## DOCUMENT SEGMENT
• • • • •
The relativism point, therefore, ends up saying that, no matter how bad someone has it, it could always be worse. Even if one is going to die, one could die sooner or in a more gruesome fashion. Always look on the bright side of life! As a reason to do nothing about people's situations, however, this makes no sense. It is true that the definition of poverty will actually be a matter of relative inequality and relative privation, but so what? It certainly should not be acceptable to say that, although a person was born today, when it is quite possible to live much more comfortably than in previous times, "poverty" can only be defined by the standards of rich people in other eras. Yes, kings relieved themselves in chamber pots, and many poor people today can use flush toilets. That is a statement of technological progress, not an excuse to allow people to live lives of misery by today's standards.
The problem with this line of reasoning is not merely the amoral relativism, however. The "living like kings" distraction also proves far too much. That is, if the argument is that we should do nothing, so long as the government arranges society in a way that allows everyone to enjoy more creature comforts than Genghis Khan experienced, then it must be acceptable for the government to reorganize society in any way that it likes, too, so long as it meets that low bar.
• • • • •
## EXCERPTED RECORDS
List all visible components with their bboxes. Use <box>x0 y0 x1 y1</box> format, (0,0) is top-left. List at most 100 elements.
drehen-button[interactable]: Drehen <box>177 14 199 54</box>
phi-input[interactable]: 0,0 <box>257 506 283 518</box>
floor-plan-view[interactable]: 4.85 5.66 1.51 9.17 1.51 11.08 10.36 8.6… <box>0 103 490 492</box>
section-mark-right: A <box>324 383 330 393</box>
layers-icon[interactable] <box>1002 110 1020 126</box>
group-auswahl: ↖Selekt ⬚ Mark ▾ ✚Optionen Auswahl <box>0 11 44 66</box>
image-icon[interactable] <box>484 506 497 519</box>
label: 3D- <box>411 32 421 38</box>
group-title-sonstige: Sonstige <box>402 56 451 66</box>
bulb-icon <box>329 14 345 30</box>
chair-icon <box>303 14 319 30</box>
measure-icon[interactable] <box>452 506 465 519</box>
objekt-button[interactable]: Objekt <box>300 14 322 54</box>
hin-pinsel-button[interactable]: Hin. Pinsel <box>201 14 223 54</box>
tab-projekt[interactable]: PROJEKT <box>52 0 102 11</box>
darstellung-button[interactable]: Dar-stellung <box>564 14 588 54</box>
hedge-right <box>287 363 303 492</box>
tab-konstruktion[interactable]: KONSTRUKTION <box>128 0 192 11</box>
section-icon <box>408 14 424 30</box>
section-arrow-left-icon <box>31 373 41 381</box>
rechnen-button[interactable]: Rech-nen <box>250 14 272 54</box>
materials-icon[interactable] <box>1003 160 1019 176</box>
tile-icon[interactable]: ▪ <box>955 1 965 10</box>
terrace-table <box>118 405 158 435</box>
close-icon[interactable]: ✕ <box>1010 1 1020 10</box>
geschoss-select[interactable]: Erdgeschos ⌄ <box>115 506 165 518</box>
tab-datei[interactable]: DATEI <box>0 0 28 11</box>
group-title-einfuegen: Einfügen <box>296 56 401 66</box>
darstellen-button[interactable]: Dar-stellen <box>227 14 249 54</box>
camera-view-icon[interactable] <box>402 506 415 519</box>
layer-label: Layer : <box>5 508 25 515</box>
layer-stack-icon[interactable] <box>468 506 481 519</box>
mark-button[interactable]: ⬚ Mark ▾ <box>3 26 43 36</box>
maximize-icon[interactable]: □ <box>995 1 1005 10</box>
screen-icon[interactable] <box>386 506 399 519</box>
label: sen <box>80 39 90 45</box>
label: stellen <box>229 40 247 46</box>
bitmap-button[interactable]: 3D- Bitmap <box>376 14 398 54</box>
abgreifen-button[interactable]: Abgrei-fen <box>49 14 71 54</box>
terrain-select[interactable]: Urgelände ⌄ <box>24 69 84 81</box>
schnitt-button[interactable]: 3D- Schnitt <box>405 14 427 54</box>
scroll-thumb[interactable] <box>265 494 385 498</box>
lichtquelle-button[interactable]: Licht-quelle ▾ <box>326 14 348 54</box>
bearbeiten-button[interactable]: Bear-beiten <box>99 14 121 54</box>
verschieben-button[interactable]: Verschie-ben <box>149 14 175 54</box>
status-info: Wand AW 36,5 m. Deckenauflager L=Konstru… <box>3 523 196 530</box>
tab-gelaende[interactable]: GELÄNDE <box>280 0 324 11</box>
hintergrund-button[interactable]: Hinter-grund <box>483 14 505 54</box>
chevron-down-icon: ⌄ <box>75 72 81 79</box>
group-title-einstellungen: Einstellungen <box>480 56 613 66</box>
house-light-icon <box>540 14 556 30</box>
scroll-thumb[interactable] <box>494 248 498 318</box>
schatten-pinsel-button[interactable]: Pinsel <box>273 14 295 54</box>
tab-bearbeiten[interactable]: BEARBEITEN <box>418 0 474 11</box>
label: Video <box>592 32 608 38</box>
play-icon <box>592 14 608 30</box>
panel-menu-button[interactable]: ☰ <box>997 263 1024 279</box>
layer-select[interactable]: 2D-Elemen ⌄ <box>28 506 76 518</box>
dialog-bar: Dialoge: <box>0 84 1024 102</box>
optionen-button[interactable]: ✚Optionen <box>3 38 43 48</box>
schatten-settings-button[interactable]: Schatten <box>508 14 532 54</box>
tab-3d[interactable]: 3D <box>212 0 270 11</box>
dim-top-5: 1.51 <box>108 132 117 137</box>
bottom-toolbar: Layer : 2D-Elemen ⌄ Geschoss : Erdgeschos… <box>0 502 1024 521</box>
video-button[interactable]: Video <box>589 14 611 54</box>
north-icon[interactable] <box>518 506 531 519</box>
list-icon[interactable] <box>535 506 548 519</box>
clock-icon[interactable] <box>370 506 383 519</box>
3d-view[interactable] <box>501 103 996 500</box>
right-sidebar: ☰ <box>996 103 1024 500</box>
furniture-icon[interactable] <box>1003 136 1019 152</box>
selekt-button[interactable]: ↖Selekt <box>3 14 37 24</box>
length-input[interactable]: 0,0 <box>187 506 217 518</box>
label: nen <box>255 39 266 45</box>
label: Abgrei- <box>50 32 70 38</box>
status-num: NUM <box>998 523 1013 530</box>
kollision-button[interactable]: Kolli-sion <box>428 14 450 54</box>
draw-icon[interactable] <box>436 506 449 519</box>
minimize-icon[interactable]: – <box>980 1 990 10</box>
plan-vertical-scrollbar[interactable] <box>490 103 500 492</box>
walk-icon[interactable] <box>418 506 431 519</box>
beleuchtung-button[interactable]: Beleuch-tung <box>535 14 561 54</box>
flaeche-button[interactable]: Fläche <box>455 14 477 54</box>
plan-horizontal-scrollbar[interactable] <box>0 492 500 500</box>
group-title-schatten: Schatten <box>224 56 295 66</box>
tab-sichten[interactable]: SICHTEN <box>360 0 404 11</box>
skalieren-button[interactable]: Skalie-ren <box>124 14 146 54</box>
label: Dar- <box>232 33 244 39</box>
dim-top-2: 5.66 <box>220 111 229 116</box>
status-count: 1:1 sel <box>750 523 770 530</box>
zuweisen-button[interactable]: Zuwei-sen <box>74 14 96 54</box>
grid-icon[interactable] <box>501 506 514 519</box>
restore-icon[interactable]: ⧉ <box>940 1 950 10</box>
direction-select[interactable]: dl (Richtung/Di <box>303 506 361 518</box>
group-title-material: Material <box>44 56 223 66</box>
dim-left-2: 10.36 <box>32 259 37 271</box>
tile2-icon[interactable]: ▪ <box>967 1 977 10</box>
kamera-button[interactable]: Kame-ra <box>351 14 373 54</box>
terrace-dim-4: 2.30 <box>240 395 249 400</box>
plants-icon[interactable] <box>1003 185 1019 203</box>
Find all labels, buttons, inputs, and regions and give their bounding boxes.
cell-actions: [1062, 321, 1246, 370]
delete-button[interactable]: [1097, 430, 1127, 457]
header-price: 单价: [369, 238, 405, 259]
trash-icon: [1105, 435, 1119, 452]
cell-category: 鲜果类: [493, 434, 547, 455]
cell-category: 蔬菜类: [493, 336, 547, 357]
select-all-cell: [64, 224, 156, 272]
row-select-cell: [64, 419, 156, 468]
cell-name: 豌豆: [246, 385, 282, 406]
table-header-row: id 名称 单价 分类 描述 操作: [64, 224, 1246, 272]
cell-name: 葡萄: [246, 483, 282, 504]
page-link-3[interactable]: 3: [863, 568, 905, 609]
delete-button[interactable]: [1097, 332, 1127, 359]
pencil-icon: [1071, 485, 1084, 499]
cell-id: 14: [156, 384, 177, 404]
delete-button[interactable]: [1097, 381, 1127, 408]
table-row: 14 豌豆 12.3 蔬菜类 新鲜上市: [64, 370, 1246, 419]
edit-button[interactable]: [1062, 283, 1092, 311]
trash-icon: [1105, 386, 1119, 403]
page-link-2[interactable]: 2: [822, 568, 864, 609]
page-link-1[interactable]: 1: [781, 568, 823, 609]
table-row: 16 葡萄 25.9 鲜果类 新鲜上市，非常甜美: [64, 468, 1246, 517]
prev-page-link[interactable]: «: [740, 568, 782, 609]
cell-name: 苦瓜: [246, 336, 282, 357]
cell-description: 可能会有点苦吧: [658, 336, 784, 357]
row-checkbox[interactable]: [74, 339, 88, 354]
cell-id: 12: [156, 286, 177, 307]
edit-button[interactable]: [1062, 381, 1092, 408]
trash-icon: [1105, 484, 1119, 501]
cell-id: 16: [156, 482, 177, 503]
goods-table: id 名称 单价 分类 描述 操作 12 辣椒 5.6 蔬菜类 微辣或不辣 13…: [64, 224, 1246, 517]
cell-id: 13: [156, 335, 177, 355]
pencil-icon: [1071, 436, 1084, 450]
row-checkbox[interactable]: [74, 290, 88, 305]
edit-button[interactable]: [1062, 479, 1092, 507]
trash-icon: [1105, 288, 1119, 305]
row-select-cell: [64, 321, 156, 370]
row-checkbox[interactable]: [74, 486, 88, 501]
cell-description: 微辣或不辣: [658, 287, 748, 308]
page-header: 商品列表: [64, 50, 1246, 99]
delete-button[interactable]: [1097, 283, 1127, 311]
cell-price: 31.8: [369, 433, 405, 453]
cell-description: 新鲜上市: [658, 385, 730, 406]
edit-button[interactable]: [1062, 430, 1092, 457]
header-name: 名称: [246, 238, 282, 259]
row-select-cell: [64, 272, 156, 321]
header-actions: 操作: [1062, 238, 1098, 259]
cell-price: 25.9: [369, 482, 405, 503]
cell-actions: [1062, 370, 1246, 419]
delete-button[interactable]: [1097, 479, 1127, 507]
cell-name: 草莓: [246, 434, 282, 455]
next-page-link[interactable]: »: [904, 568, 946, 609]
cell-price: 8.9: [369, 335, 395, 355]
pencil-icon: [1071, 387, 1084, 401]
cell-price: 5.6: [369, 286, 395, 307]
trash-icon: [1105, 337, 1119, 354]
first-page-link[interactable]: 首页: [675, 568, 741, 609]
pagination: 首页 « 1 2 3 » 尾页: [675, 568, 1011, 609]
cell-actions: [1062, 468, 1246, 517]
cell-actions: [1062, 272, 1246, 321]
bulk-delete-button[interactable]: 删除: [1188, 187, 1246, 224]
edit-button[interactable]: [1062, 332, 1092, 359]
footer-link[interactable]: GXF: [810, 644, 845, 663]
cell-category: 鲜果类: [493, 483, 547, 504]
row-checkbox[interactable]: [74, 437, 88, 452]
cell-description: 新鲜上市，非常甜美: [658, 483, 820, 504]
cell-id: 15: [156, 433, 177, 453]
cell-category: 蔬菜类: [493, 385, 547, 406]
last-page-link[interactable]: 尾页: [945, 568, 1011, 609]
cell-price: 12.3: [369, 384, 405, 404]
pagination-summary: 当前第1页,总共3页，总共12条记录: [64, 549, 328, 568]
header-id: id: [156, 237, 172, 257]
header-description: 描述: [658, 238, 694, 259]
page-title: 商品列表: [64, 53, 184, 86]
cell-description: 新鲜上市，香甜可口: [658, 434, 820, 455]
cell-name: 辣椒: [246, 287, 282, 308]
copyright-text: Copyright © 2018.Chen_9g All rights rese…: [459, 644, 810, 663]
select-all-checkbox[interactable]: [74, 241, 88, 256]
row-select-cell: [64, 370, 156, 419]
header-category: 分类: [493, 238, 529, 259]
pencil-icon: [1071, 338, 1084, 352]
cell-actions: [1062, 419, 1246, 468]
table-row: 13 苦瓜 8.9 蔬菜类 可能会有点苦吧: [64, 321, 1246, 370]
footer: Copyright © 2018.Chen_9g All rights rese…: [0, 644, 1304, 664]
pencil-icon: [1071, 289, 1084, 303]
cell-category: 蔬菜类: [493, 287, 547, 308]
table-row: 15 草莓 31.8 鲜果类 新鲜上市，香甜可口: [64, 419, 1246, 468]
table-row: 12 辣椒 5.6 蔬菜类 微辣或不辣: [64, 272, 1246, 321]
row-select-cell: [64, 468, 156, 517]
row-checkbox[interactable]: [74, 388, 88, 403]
• • • • •
## PROBLEM DETAILS
Continue the passage on the "living like kings" argument about poverty, picking up after its last sentence.

## ANSWER BOX
So, if the government were actually to make the current rich and the current poor trade places ("punishing success" in a quite literal way), the formerly rich could have no complaint, because they too would be living better than medieval kings and princes. Especially given that the government could do such a thing without even using tax or spending policies, because it can simply change the various laws that enable the economy to function to the differential benefit of people in various situations, then there could be no objection to even the most aggressive redistributive plans. We would not be talking merely about the standard modern liberal redistributionists' preference to compress after-tax income and wealth, without reordering where people sit in society, but actually doing anything that comes into the government's collective mind to move people up and down in the pecking order.
In short, the argument that "there is no poverty," because poverty is ultimately relative, is intended to say that people who worry about supposedly poor people should stop trying to get the government to reorganize its rules to improve the lot of the least well-off, because things could be worse. There are, however, plenty of ways in which the government could set up the rules, and in which the resulting group of have-nots could be told that it could be worse. "Sure, you were rich last year, and now you feel poor. But hey, you're not really poor, because William the Conqueror had it worse than you in a lot of ways. Suck it up!"
To be very clear, I am not at all arguing in favor of changing the laws to make the rich poor and the poor rich. I do remain committed to the idea of raising up the least among us, and to limiting the extreme advantages conferred by wealth. But if the argument is that everything is relative, then everything really must be relative, and anything that we do short of putting people back into "continual fear and danger of violent death, and the life of man, solitary, poor, nasty, brutish, and short," must be acceptable. Except that it is always possible for life to be ever more solitary, poorer, nastier, more brutish, and shorter. Somehow, I cannot imagine that people would be counting their blessings that things could always be worse. In any event, that is hardly a basis for public policy.